Items:
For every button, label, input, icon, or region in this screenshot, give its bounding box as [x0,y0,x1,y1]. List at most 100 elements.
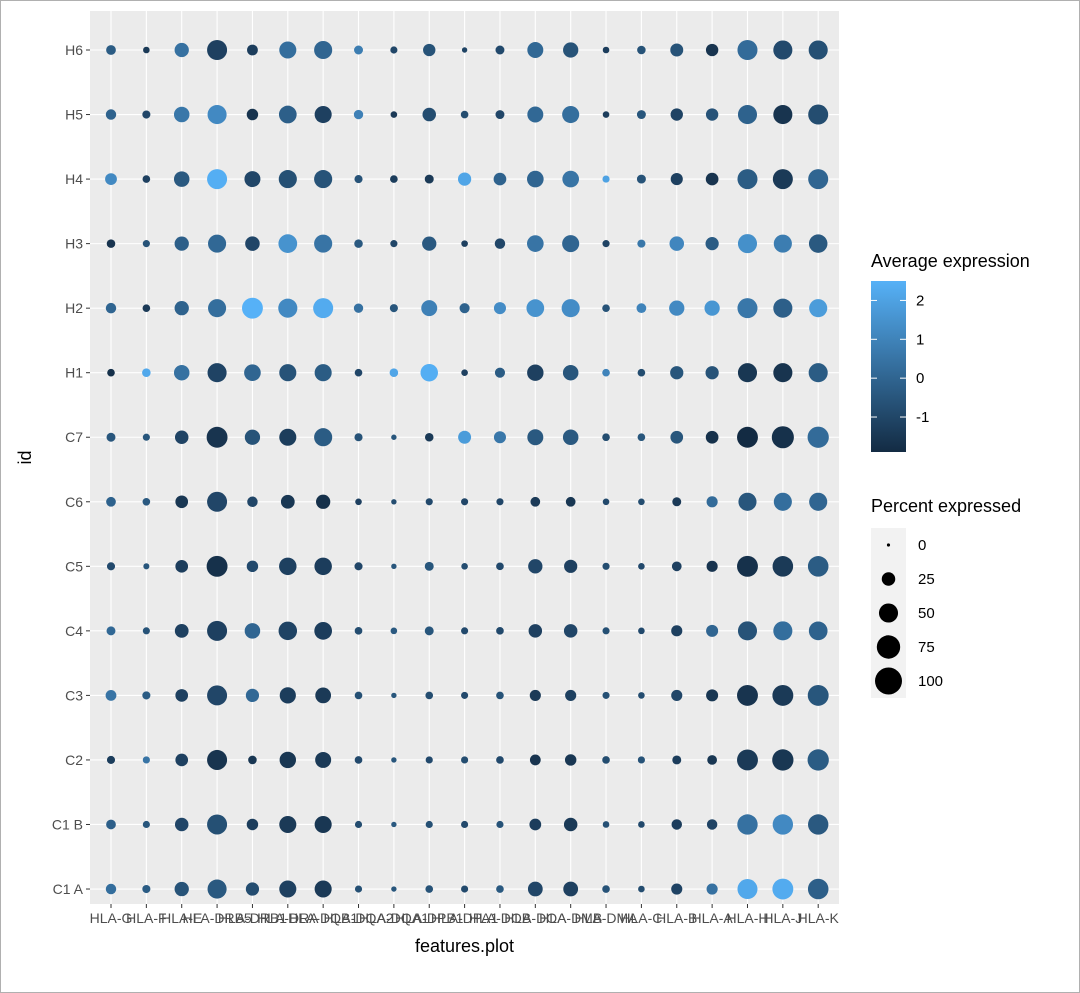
dot-c5-hla-dqa1 [391,563,397,570]
dot-h6-hla-f [143,46,150,54]
dot-h4-hla-dpb1 [424,174,434,184]
dot-h1-hla-doa [527,364,544,381]
dot-h2-hla-b [669,300,685,316]
dot-c1a-hla-dob [496,885,504,893]
dot-c4-hla-g [106,626,116,636]
dot-c1b-hla-f [142,820,150,829]
dot-c3-hla-j [772,684,794,706]
dot-h2-hla-j [773,298,793,318]
dot-c7-hla-dqb1 [314,428,333,447]
dot-h1-hla-dqb1 [314,364,332,382]
dot-c3-hla-dra [279,687,296,704]
x-tick-label: HLA-DQA1 [359,910,429,926]
y-tick-label: C3 [65,687,83,703]
dot-c1b-hla-drb5 [207,814,228,835]
dot-h5-hla-c [636,110,646,120]
dot-c1a-hla-b [671,883,683,895]
dot-h2-hla-e [174,301,189,316]
dot-c3-hla-doa [529,689,541,701]
x-tick-label: HLA-B [656,910,697,926]
dot-h5-hla-j [773,104,793,125]
dot-c1a-hla-a [706,883,718,895]
dot-c2-hla-a [707,755,717,765]
dot-c1b-hla-dpb1 [425,820,433,829]
dot-h1-hla-dra [279,364,297,382]
dot-c4-hla-dpb1 [424,626,434,636]
dot-c3-hla-k [807,684,829,706]
dot-h5-hla-g [105,109,117,120]
dot-h2-hla-dqb1 [313,298,334,319]
dot-h4-hla-g [105,173,117,185]
dot-h5-hla-dqa2 [353,109,364,120]
dot-c1b-hla-dqa2 [354,820,363,829]
dot-c5-hla-dpa1 [461,563,468,570]
dot-h4-hla-dob [493,172,507,186]
dot-h5-hla-dra [278,105,297,124]
y-tick-label: H1 [65,365,83,381]
dot-c1b-hla-drb1 [246,818,259,831]
dot-h5-hla-dpb1 [422,107,436,122]
dot-h4-hla-dqa2 [354,175,363,184]
dot-c1b-hla-dqa1 [391,821,397,828]
dot-h2-hla-drb5 [208,299,227,318]
dot-h1-hla-dob [494,367,506,378]
dot-h6-hla-c [637,45,646,55]
dot-c3-hla-e [175,689,189,702]
dot-h2-hla-dmb [561,299,580,318]
dot-h2-hla-dpa1 [459,303,470,314]
dot-h1-hla-f [142,368,151,377]
dot-c3-hla-h [737,684,758,706]
dot-c5-hla-dma [602,562,610,570]
dot-c7-hla-drb1 [244,429,261,445]
dot-c4-hla-dma [602,627,610,635]
dot-h3-hla-doa [526,235,544,252]
dot-layer [105,39,829,900]
dot-c2-hla-drb5 [207,749,228,770]
dot-c3-hla-a [706,689,719,702]
size-legend-label: 100 [918,673,943,690]
dot-c7-hla-drb5 [206,426,228,448]
dot-c6-hla-doa [530,496,541,507]
dot-c5-hla-k [807,556,829,577]
dot-h6-hla-dpb1 [423,43,436,57]
dot-h2-hla-k [809,299,828,318]
dot-c1b-hla-dpa1 [461,820,469,829]
dot-h3-hla-dra [278,234,298,253]
dot-c6-hla-dpb1 [425,498,433,506]
dot-c2-hla-j [772,749,794,771]
dot-c1a-hla-h [737,879,758,900]
size-legend-dot [881,572,896,586]
dot-c6-hla-dmb [565,496,576,507]
dot-h6-hla-dqb1 [314,40,333,60]
dot-h2-hla-dra [278,298,298,318]
dot-h4-hla-h [737,169,758,190]
dot-h3-hla-dqa2 [354,239,363,248]
x-tick-label: HLA-H [726,910,768,926]
y-tick-label: H3 [65,236,83,252]
y-tick-label: C1 A [53,881,84,897]
dot-c7-hla-dma [602,433,610,442]
dot-c7-hla-dpa1 [458,430,472,444]
dot-h2-hla-doa [526,299,545,318]
dot-h4-hla-dqa1 [390,175,398,183]
dot-h3-hla-a [705,237,719,251]
dot-h1-hla-g [107,368,115,377]
dot-c4-hla-drb5 [207,620,228,641]
dot-h1-hla-drb1 [244,364,261,382]
dot-c4-hla-k [808,621,828,641]
dot-c6-hla-dqa1 [391,499,397,505]
dot-h4-hla-doa [526,170,544,188]
dot-h5-hla-dmb [562,106,580,124]
color-bar [871,281,906,452]
dot-c1a-hla-dra [279,880,297,898]
dot-c6-hla-b [672,497,682,507]
dot-h3-hla-dmb [562,235,580,253]
dot-c7-hla-h [737,426,758,448]
dot-c1a-hla-j [772,878,794,900]
dot-c1a-hla-doa [527,881,543,897]
dot-c3-hla-dqa1 [391,692,397,699]
dot-c5-hla-f [143,563,150,570]
color-tick-label: 2 [916,292,924,309]
x-tick-label: HLA-DPB1 [395,910,464,926]
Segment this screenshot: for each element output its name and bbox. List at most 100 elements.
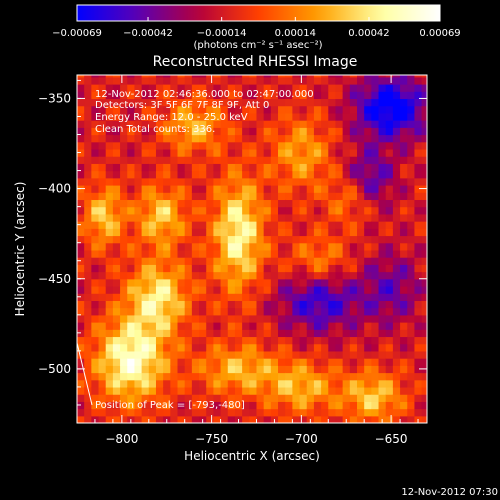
heatmap-cell [249, 177, 258, 186]
x-axis: −800 −750 −700 −650 [76, 75, 419, 446]
heatmap-cell [335, 213, 344, 222]
heatmap-cell [77, 322, 85, 330]
heatmap-cell [206, 336, 215, 345]
heatmap-cell [77, 192, 85, 201]
heatmap-cell [364, 401, 372, 410]
heatmap-cell [371, 343, 380, 352]
heatmap-cell [335, 415, 344, 423]
heatmap-cell [134, 394, 143, 402]
heatmap-cell [184, 372, 193, 381]
heatmap-cell [392, 127, 401, 136]
heatmap-cell [378, 127, 387, 136]
heatmap-cell [414, 322, 423, 330]
heatmap-cell [98, 141, 107, 150]
heatmap-cell [177, 278, 186, 287]
heatmap-cell [177, 221, 186, 229]
heatmap-cell [292, 156, 301, 164]
heatmap-cell [84, 235, 92, 244]
heatmap-cell [163, 91, 171, 100]
heatmap-cell [213, 314, 222, 323]
heatmap-cell [163, 148, 171, 157]
heatmap-cell [414, 206, 423, 215]
heatmap-cell [371, 228, 380, 237]
heatmap-cell [148, 336, 157, 345]
heatmap-cell [134, 184, 143, 193]
heatmap-cell [328, 300, 337, 309]
heatmap-cell [84, 401, 92, 410]
heatmap-cell [177, 112, 186, 121]
heatmap-cell [249, 242, 258, 251]
heatmap-cell [342, 120, 351, 128]
heatmap-cell [127, 314, 136, 323]
heatmap-cell [98, 148, 107, 157]
heatmap-cell [227, 112, 236, 121]
heatmap-cell [141, 257, 150, 265]
heatmap-cell [199, 379, 207, 388]
heatmap-cell [335, 394, 344, 402]
heatmap-cell [242, 120, 250, 128]
heatmap-cell [321, 228, 329, 237]
heatmap-cell [414, 300, 423, 309]
heatmap-cell [270, 307, 279, 316]
heatmap-cell [191, 91, 200, 100]
heatmap-cell [134, 372, 143, 381]
heatmap-cell [105, 228, 114, 237]
heatmap-cell [127, 278, 136, 287]
heatmap-cell [91, 156, 100, 164]
heatmap-cell [357, 75, 365, 78]
heatmap-cell [112, 329, 121, 338]
heatmap-cell [227, 76, 236, 85]
heatmap-cell [141, 379, 150, 388]
heatmap-cell [170, 120, 179, 128]
heatmap-cell [184, 84, 193, 92]
heatmap-cell [285, 307, 293, 316]
heatmap-cell [306, 372, 315, 381]
heatmap-cell [127, 228, 136, 237]
heatmap-cell [263, 141, 272, 150]
heatmap-cell [163, 322, 171, 330]
heatmap-cell [364, 156, 372, 164]
heatmap-cell [206, 249, 215, 258]
heatmap-cell [321, 386, 329, 395]
heatmap-cell [234, 343, 243, 352]
heatmap-cell [371, 112, 380, 121]
heatmap-cell [313, 170, 322, 179]
heatmap-cell [342, 336, 351, 345]
heatmap-cell [385, 264, 394, 273]
heatmap-cell [105, 300, 114, 309]
heatmap-cell [306, 271, 315, 280]
heatmap-cell [421, 105, 427, 114]
heatmap-cell [170, 365, 179, 374]
heatmap-cell [177, 300, 186, 309]
heatmap-cell [163, 199, 171, 208]
heatmap-cell [227, 300, 236, 309]
heatmap-cell [256, 300, 265, 309]
heatmap-cell [177, 307, 186, 316]
heatmap-cell [371, 264, 380, 273]
heatmap-cell [213, 206, 222, 215]
heatmap-cell [357, 242, 365, 251]
heatmap-cell [313, 221, 322, 229]
heatmap-cell [191, 235, 200, 244]
heatmap-cell [400, 120, 408, 128]
heatmap-cell [328, 264, 337, 273]
heatmap-cell [84, 350, 92, 359]
heatmap-cell [105, 249, 114, 258]
heatmap-cell [141, 350, 150, 359]
heatmap-cell [242, 293, 250, 301]
heatmap-cell [306, 365, 315, 374]
heatmap-cell [184, 249, 193, 258]
heatmap-cell [342, 307, 351, 316]
heatmap-cell [385, 184, 394, 193]
heatmap-cell [392, 257, 401, 265]
heatmap-cell [220, 148, 229, 157]
heatmap-cell [77, 75, 85, 78]
heatmap-cell [421, 285, 427, 294]
heatmap-cell [263, 84, 272, 92]
heatmap-cell [335, 358, 344, 366]
heatmap-cell [349, 141, 358, 150]
heatmap-cell [335, 148, 344, 157]
heatmap-cell [321, 120, 329, 128]
heatmap-cell [127, 163, 136, 172]
heatmap-cell [206, 84, 215, 92]
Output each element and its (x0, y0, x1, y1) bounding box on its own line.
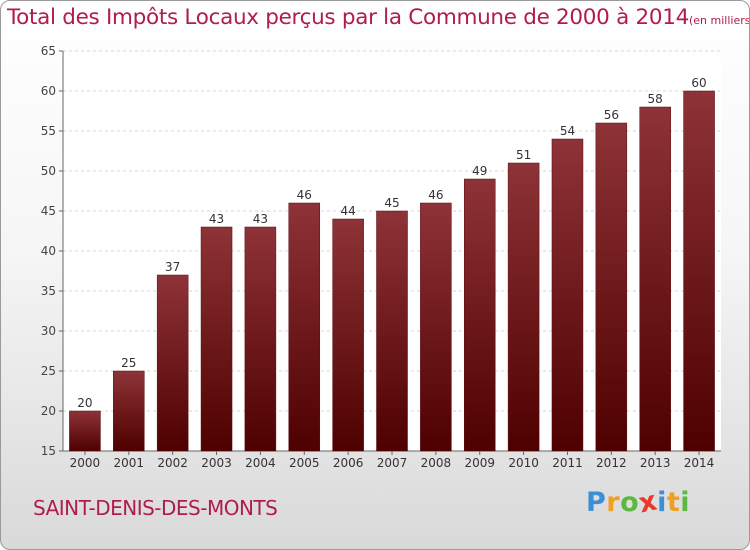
x-tick-label: 2013 (640, 456, 671, 470)
y-tick-label: 50 (41, 164, 56, 178)
data-label: 44 (340, 204, 355, 218)
bar-2003 (200, 226, 233, 452)
x-tick-label: 2007 (377, 456, 408, 470)
data-label: 51 (516, 148, 531, 162)
bar-2002 (156, 274, 189, 452)
y-tick-label: 40 (41, 244, 56, 258)
data-label: 20 (77, 396, 92, 410)
data-label: 43 (209, 212, 224, 226)
commune-name: SAINT-DENIS-DES-MONTS (33, 496, 278, 520)
x-tick-label: 2014 (684, 456, 715, 470)
chart-unit: (en milliers d'€) (689, 14, 750, 27)
x-tick-label: 2011 (552, 456, 583, 470)
data-label: 46 (297, 188, 312, 202)
y-tick-label: 55 (41, 124, 56, 138)
data-label: 58 (648, 92, 663, 106)
y-tick-label: 15 (41, 444, 56, 458)
y-tick-label: 65 (41, 44, 56, 58)
bar-2014 (683, 90, 715, 452)
x-tick-label: 2001 (114, 456, 145, 470)
logo-letter: r (606, 487, 621, 518)
data-label: 45 (384, 196, 399, 210)
data-label: 54 (560, 124, 575, 138)
x-tick-label: 2008 (421, 456, 452, 470)
bar-2008 (420, 202, 452, 452)
y-tick-label: 60 (41, 84, 56, 98)
x-tick-label: 2006 (333, 456, 364, 470)
logo-letter: i (657, 487, 667, 518)
y-tick-label: 30 (41, 324, 56, 338)
bar-2007 (376, 210, 408, 452)
bar-2010 (507, 162, 540, 452)
bar-2004 (244, 226, 277, 452)
x-tick-label: 2009 (464, 456, 495, 470)
data-label: 25 (121, 356, 136, 370)
data-label: 60 (691, 76, 706, 90)
x-tick-label: 2000 (70, 456, 101, 470)
x-tick-label: 2004 (245, 456, 276, 470)
bar-2009 (463, 178, 496, 452)
chart-title-text: Total des Impôts Locaux perçus par la Co… (7, 5, 689, 30)
bar-2000 (69, 410, 101, 452)
y-tick-label: 20 (41, 404, 56, 418)
y-tick-label: 35 (41, 284, 56, 298)
bar-2013 (639, 106, 671, 452)
x-tick-label: 2002 (157, 456, 188, 470)
data-label: 37 (165, 260, 180, 274)
x-tick-label: 2012 (596, 456, 627, 470)
data-label: 46 (428, 188, 443, 202)
x-tick-label: 2003 (201, 456, 232, 470)
y-tick-label: 25 (41, 364, 56, 378)
proxiti-logo: Proxiti (586, 485, 691, 519)
data-label: 56 (604, 108, 619, 122)
data-label: 43 (253, 212, 268, 226)
logo-letter: i (680, 487, 691, 518)
bar-2001 (113, 370, 145, 452)
bar-2005 (288, 202, 321, 452)
x-tick-label: 2010 (508, 456, 539, 470)
chart-title: Total des Impôts Locaux perçus par la Co… (7, 5, 750, 30)
bar-2006 (332, 218, 364, 452)
data-label: 49 (472, 164, 487, 178)
logo-letter: o (620, 487, 640, 518)
logo-letter: P (586, 487, 607, 518)
logo-letter: t (666, 487, 681, 518)
x-tick-label: 2005 (289, 456, 320, 470)
y-tick-label: 45 (41, 204, 56, 218)
bar-2012 (595, 122, 628, 452)
bar-2011 (551, 138, 584, 452)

Written request:
Render everything from the line containing "dot-c5-hla-dqa1 [391,563,397,570]" down to the line containing "dot-c1b-hla-dpb1 [425,820,433,829]", both included, as a JSON list of strings with one string per line and no blank lines.

Exercise response:
[
  "dot-c5-hla-dqa1 [391,563,397,570]",
  "dot-h6-hla-f [143,46,150,54]",
  "dot-h4-hla-dpb1 [424,174,434,184]",
  "dot-h1-hla-doa [527,364,544,381]",
  "dot-h2-hla-b [669,300,685,316]",
  "dot-c1a-hla-dob [496,885,504,893]",
  "dot-c4-hla-g [106,626,116,636]",
  "dot-c1b-hla-f [142,820,150,829]",
  "dot-c3-hla-j [772,684,794,706]",
  "dot-h2-hla-j [773,298,793,318]",
  "dot-c7-hla-dqb1 [314,428,333,447]",
  "dot-h1-hla-dqb1 [314,364,332,382]",
  "dot-c3-hla-dra [279,687,296,704]",
  "x-tick-label: HLA-DQA1 [359,910,429,926]",
  "y-tick-label: C3 [65,687,83,703]",
  "dot-c1b-hla-drb5 [207,814,228,835]",
  "dot-h5-hla-c [636,110,646,120]",
  "dot-c1a-hla-b [671,883,683,895]",
  "dot-h2-hla-e [174,301,189,316]",
  "dot-c3-hla-doa [529,689,541,701]",
  "x-tick-label: HLA-B [656,910,697,926]",
  "dot-h5-hla-j [773,104,793,125]",
  "dot-c1a-hla-a [706,883,718,895]",
  "dot-c2-hla-a [707,755,717,765]",
  "dot-c1b-hla-dpb1 [425,820,433,829]"
]